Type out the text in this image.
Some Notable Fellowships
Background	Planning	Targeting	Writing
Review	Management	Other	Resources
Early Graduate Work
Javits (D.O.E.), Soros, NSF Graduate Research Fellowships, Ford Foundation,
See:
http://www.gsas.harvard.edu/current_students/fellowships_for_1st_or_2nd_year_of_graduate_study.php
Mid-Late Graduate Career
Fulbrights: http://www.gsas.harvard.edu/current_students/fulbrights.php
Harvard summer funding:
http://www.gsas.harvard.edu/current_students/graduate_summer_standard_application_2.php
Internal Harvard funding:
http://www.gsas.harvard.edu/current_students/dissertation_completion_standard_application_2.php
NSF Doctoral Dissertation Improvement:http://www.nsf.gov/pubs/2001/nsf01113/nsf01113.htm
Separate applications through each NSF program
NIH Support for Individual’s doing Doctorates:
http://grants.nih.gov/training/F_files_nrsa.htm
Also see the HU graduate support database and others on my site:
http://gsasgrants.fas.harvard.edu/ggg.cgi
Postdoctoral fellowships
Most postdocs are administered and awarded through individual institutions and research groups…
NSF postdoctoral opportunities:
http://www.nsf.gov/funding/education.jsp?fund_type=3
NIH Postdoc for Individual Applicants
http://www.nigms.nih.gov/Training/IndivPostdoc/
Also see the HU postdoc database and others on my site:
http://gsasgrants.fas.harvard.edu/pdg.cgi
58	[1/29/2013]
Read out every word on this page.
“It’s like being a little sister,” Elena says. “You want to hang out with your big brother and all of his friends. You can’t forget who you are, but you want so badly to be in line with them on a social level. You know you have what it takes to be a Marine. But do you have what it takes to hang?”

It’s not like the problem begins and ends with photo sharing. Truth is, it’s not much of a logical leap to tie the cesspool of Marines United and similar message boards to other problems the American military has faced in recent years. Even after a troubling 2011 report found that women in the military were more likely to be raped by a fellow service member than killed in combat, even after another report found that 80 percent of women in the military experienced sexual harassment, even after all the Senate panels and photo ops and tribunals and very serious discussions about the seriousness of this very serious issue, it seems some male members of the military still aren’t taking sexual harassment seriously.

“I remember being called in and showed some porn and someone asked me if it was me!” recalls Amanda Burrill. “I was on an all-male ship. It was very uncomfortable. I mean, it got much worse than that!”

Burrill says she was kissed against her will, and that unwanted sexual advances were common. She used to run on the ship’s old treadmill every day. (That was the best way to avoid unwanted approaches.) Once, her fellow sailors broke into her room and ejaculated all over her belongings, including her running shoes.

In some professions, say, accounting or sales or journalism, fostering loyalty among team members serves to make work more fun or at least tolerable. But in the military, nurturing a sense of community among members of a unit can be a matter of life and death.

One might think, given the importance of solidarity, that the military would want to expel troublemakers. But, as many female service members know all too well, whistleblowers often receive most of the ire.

# [Written exercise]
Transcribe the full listing above without leaving anything out.

# [Response to this task]
Type out the text in this image.
Some Notable Fellowships
Background	Planning	Targeting	Writing
Review	Management	Other	Resources
Early Graduate Work
Javits (D.O.E.), Soros, NSF Graduate Research Fellowships, Ford Foundation,
See:
http://www.gsas.harvard.edu/current_students/fellowships_for_1st_or_2nd_year_of_graduate_study.php
Mid-Late Graduate Career
Fulbrights: http://www.gsas.harvard.edu/current_students/fulbrights.php
Harvard summer funding:
http://www.gsas.harvard.edu/current_students/graduate_summer_standard_application_2.php
Internal Harvard funding:
http://www.gsas.harvard.edu/current_students/dissertation_completion_standard_application_2.php
NSF Doctoral Dissertation Improvement:http://www.nsf.gov/pubs/2001/nsf01113/nsf01113.htm
Separate applications through each NSF program
NIH Support for Individual’s doing Doctorates:
http://grants.nih.gov/training/F_files_nrsa.htm
Also see the HU graduate support database and others on my site:
http://gsasgrants.fas.harvard.edu/ggg.cgi
Postdoctoral fellowships
Most postdocs are administered and awarded through individual institutions and research groups…
NSF postdoctoral opportunities:
http://www.nsf.gov/funding/education.jsp?fund_type=3
NIH Postdoc for Individual Applicants
http://www.nigms.nih.gov/Training/IndivPostdoc/
Also see the HU postdoc database and others on my site:
http://gsasgrants.fas.harvard.edu/pdg.cgi
58	[1/29/2013]
Read out every word on this page.
“It’s like being a little sister,” Elena says. “You want to hang out with your big brother and all of his friends. You can’t forget who you are, but you want so badly to be in line with them on a social level. You know you have what it takes to be a Marine. But do you have what it takes to hang?”

It’s not like the problem begins and ends with photo sharing. Truth is, it’s not much of a logical leap to tie the cesspool of Marines United and similar message boards to other problems the American military has faced in recent years. Even after a troubling 2011 report found that women in the military were more likely to be raped by a fellow service member than killed in combat, even after another report found that 80 percent of women in the military experienced sexual harassment, even after all the Senate panels and photo ops and tribunals and very serious discussions about the seriousness of this very serious issue, it seems some male members of the military still aren’t taking sexual harassment seriously.

“I remember being called in and showed some porn and someone asked me if it was me!” recalls Amanda Burrill. “I was on an all-male ship. It was very uncomfortable. I mean, it got much worse than that!”

Burrill says she was kissed against her will, and that unwanted sexual advances were common. She used to run on the ship’s old treadmill every day. (That was the best way to avoid unwanted approaches.) Once, her fellow sailors broke into her room and ejaculated all over her belongings, including her running shoes.

In some professions, say, accounting or sales or journalism, fostering loyalty among team members serves to make work more fun or at least tolerable. But in the military, nurturing a sense of community among members of a unit can be a matter of life and death.

One might think, given the importance of solidarity, that the military would want to expel troublemakers. But, as many female service members know all too well, whistleblowers often receive most of the ire.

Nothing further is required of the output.